§ **What is needed**
Can you transcribe every entry word for word, skipping the images?

[START Dataset excerpts]

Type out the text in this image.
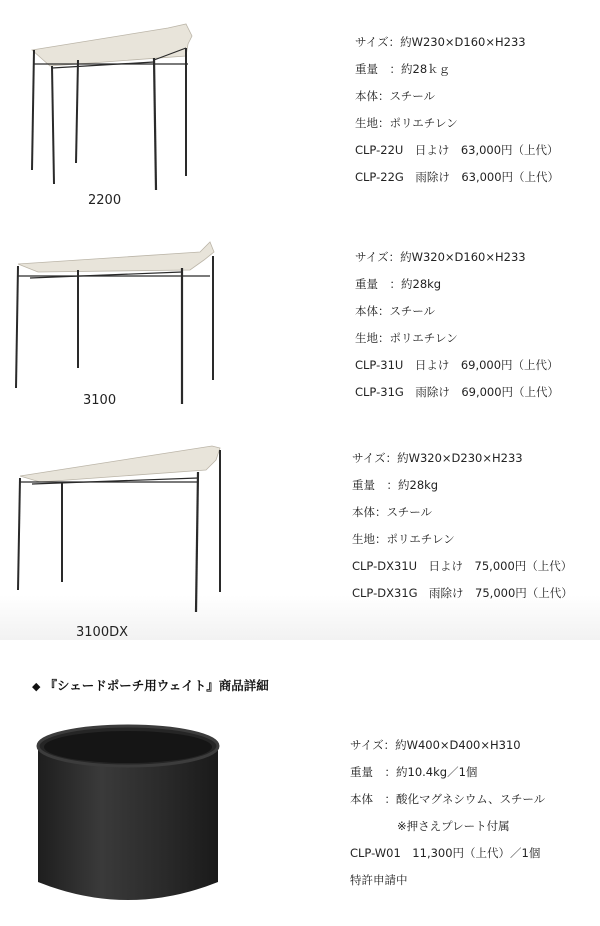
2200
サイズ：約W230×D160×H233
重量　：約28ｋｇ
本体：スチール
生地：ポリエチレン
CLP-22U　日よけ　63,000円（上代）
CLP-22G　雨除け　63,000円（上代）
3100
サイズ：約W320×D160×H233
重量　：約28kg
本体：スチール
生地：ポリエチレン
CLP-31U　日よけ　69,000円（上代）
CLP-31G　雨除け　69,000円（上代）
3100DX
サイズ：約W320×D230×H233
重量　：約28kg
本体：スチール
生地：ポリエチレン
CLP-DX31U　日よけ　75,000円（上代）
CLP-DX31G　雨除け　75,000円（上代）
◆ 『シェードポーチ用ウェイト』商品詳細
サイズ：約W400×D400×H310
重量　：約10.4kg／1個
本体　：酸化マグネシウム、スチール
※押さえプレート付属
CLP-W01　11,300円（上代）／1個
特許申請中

[END Dataset excerpts]

§ **Task result**
Type out the text in this image.
2200
サイズ：約W230×D160×H233
重量　：約28ｋｇ
本体：スチール
生地：ポリエチレン
CLP-22U　日よけ　63,000円（上代）
CLP-22G　雨除け　63,000円（上代）
3100
サイズ：約W320×D160×H233
重量　：約28kg
本体：スチール
生地：ポリエチレン
CLP-31U　日よけ　69,000円（上代）
CLP-31G　雨除け　69,000円（上代）
3100DX
サイズ：約W320×D230×H233
重量　：約28kg
本体：スチール
生地：ポリエチレン
CLP-DX31U　日よけ　75,000円（上代）
CLP-DX31G　雨除け　75,000円（上代）
◆ 『シェードポーチ用ウェイト』商品詳細
サイズ：約W400×D400×H310
重量　：約10.4kg／1個
本体　：酸化マグネシウム、スチール
※押さえプレート付属
CLP-W01　11,300円（上代）／1個
特許申請中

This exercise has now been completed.